**Ausgangstext:**
Konkret wollten die Wissenschaftler:innen von der Nottingham Trent University (GBR) herausfinden, wie das Erregungsniveau von Pferden ihre Leistung bei einer kognitiven Aufgabe beeinflusst. Dazu maßen sie physiologische Marker der Erregung, einschließlich der Herzfrequenzvariabilität und der Augentemperatur, sowohl in Ruhe als auch wärend des Lernvorganges.
 

In der Ruhe liegt die Kraft

Im Rahmen der Studie wurde einer Gruppe von 20 Pferden die Wahl zwischen zwei Zielobjekten gelassen, wobei das richtige zu einer Futterbelohnung führte. Nachdem die Pferde gelernt hatten, das richtige Zielobjekt auszuwählen, kehrten die Forscher die Aufgabe um, sodass die Pferde das gegenteilige Zielobjekt für die Belohnung auswählen mussten.

Wichtigste Erkenntnis, die sie dabei erlangten: Die Pferde, die sowohl im Ruhezustand als auch während des Lernens eine geringere Erregung zeigten, schnitten bei der kognitiven Herausforderung signifikant besser ab.
 

Linke Gehirnhälfte bei Schlaumeiern besonders aktiv

Das ist jetzt an und für sich nichts weltbewegend Neues, vermutlich jeder der mit Pferden zu tun hat, hätte wohl darauf getippt. Der Versuch förderte aber auch höchst Bemerkenswertes zutage: Bei Pferden, die in der Aufgabe besonders gut abschnitten, konnte eine Zunahme der Temperatur im linken Auge gemessen werden. Für die Forscher:innen könnte dies ein signifikanter Vorhersagefaktor für die Leistung der Tiere sein.

**Zu erledigende Aufgabe:** Gib den Text über Erregung und Lernleistung bei Pferden vollständig und wortwörtlich wieder.

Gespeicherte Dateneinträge
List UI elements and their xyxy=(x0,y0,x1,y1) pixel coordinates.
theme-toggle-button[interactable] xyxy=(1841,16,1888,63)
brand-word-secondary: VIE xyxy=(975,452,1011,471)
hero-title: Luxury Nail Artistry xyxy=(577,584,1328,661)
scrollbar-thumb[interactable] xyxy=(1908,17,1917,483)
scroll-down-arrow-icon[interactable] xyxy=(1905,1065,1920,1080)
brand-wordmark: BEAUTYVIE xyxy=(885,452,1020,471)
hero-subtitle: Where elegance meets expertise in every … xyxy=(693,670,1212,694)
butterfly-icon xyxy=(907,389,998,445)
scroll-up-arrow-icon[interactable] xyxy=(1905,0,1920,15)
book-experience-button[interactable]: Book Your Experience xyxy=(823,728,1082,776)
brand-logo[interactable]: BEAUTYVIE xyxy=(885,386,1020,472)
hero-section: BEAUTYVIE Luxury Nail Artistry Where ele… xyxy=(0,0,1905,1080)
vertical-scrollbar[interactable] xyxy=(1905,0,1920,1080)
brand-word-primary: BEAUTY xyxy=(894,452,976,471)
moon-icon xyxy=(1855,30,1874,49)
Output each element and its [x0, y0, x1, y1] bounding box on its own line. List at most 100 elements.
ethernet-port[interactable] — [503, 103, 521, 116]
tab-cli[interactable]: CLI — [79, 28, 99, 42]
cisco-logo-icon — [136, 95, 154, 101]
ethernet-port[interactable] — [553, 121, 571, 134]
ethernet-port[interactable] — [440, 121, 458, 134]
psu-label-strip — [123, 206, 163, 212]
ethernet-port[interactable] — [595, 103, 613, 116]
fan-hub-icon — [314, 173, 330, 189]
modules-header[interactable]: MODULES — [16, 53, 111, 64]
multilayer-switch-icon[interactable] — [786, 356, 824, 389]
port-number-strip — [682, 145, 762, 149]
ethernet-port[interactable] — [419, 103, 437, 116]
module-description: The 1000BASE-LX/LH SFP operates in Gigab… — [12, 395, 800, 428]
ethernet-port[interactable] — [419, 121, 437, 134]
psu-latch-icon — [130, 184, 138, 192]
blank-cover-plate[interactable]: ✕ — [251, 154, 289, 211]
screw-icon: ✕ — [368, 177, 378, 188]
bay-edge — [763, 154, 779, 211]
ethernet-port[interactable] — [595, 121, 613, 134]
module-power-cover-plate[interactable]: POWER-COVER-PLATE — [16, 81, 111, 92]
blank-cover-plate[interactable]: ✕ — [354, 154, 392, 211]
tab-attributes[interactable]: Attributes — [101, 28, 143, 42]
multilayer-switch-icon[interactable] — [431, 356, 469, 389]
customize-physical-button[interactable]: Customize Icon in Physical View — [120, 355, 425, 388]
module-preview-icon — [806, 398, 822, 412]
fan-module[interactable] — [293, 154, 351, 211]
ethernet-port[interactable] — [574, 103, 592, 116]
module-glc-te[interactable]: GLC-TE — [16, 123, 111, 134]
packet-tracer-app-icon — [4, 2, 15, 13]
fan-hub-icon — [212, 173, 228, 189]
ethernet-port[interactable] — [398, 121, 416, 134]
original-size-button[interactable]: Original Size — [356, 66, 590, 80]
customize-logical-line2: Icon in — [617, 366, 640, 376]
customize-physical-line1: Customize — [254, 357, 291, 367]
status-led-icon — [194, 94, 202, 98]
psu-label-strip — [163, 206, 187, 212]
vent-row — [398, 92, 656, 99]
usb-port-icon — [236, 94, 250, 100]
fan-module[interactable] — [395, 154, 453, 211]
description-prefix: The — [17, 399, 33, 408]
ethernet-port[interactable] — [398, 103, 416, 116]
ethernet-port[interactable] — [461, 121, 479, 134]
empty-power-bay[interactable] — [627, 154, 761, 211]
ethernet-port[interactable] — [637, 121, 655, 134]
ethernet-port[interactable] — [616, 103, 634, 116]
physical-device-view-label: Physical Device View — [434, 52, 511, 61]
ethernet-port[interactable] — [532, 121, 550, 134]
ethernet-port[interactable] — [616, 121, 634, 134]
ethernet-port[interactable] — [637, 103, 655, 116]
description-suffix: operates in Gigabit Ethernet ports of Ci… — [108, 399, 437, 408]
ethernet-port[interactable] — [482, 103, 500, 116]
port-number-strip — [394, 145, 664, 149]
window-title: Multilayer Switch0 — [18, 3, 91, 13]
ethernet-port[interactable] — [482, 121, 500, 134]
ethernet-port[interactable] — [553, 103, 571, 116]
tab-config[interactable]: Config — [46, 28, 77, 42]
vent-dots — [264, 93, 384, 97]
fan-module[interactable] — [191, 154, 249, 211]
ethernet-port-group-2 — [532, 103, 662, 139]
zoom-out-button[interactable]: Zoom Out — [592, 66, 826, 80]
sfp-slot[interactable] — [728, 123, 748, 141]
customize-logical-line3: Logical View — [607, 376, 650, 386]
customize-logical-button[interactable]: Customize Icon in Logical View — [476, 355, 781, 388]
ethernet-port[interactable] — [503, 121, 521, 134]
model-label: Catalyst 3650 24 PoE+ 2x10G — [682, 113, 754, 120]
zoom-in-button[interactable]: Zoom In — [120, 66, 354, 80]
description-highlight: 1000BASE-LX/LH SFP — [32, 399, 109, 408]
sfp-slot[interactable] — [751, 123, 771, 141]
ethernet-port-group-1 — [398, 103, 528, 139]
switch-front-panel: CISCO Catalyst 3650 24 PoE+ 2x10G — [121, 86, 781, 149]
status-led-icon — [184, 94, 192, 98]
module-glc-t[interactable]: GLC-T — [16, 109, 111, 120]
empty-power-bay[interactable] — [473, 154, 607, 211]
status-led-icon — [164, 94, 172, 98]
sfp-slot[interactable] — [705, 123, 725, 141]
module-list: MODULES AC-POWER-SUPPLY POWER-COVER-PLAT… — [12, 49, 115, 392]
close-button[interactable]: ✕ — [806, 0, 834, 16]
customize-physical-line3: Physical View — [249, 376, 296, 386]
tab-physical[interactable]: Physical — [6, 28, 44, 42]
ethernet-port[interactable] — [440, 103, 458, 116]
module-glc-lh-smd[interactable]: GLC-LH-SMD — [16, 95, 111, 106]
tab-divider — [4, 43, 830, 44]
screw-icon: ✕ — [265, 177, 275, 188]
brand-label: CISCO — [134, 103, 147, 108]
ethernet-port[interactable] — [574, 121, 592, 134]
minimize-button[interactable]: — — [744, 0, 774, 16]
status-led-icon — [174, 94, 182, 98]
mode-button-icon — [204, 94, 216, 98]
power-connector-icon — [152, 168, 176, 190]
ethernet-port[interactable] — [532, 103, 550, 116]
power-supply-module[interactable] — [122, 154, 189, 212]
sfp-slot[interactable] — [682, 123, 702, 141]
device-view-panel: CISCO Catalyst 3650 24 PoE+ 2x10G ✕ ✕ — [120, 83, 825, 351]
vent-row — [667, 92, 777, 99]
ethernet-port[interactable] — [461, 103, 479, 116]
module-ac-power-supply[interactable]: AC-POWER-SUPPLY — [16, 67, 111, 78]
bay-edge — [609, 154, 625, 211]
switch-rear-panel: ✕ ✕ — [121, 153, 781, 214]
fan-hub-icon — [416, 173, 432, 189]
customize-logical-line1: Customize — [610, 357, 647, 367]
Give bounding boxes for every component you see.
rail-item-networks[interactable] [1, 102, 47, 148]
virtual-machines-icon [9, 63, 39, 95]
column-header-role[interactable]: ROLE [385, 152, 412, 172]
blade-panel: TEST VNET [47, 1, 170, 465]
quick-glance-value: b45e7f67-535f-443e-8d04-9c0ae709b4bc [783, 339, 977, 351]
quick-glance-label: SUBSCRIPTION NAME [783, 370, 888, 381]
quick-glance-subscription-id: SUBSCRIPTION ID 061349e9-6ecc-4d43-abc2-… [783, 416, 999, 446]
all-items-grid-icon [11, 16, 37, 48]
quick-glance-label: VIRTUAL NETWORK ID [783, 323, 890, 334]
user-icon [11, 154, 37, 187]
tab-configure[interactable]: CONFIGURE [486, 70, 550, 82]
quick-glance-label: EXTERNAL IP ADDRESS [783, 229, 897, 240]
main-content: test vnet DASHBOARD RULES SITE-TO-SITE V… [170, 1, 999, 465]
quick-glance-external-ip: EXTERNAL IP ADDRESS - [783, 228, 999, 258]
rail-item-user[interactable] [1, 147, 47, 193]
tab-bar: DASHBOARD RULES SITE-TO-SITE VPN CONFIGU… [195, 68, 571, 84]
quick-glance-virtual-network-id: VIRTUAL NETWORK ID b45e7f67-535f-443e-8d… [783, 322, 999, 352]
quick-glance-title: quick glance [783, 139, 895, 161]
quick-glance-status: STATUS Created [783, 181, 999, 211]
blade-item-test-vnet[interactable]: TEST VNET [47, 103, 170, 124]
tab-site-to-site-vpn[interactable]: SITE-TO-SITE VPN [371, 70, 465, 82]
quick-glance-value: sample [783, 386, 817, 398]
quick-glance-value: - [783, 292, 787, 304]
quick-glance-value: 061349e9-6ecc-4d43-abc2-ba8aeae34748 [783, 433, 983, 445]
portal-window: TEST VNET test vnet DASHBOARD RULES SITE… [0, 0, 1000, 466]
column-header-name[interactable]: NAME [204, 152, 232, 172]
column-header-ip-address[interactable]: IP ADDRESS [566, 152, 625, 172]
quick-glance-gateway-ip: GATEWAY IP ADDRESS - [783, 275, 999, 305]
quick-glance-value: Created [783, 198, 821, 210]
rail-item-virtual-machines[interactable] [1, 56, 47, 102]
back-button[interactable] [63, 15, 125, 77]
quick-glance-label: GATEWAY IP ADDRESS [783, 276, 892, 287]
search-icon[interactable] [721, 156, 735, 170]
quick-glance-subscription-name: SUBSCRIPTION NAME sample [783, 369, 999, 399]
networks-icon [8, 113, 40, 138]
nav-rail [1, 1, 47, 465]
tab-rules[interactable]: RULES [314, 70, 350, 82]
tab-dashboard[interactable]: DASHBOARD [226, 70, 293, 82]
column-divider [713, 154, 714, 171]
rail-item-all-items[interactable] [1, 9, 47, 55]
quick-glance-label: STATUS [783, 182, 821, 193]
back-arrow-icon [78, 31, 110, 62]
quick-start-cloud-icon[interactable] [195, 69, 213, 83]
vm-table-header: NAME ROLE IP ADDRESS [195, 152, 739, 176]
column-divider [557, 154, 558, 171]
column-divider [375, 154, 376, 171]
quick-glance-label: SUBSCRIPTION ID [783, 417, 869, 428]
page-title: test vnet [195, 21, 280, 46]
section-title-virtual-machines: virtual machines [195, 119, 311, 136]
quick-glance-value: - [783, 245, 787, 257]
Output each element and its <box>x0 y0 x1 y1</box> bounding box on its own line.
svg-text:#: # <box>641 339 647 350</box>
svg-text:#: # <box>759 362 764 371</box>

**Lösung der Aufgabe:**
Konkret wollten die Wissenschaftler:innen von der Nottingham Trent University (GBR) herausfinden, wie das Erregungsniveau von Pferden ihre Leistung bei einer kognitiven Aufgabe beeinflusst. Dazu maßen sie physiologische Marker der Erregung, einschließlich der Herzfrequenzvariabilität und der Augentemperatur, sowohl in Ruhe als auch wärend des Lernvorganges.
 

In der Ruhe liegt die Kraft

Im Rahmen der Studie wurde einer Gruppe von 20 Pferden die Wahl zwischen zwei Zielobjekten gelassen, wobei das richtige zu einer Futterbelohnung führte. Nachdem die Pferde gelernt hatten, das richtige Zielobjekt auszuwählen, kehrten die Forscher die Aufgabe um, sodass die Pferde das gegenteilige Zielobjekt für die Belohnung auswählen mussten.

Wichtigste Erkenntnis, die sie dabei erlangten: Die Pferde, die sowohl im Ruhezustand als auch während des Lernens eine geringere Erregung zeigten, schnitten bei der kognitiven Herausforderung signifikant besser ab.
 

Linke Gehirnhälfte bei Schlaumeiern besonders aktiv

Das ist jetzt an und für sich nichts weltbewegend Neues, vermutlich jeder der mit Pferden zu tun hat, hätte wohl darauf getippt. Der Versuch förderte aber auch höchst Bemerkenswertes zutage: Bei Pferden, die in der Aufgabe besonders gut abschnitten, konnte eine Zunahme der Temperatur im linken Auge gemessen werden. Für die Forscher:innen könnte dies ein signifikanter Vorhersagefaktor für die Leistung der Tiere sein.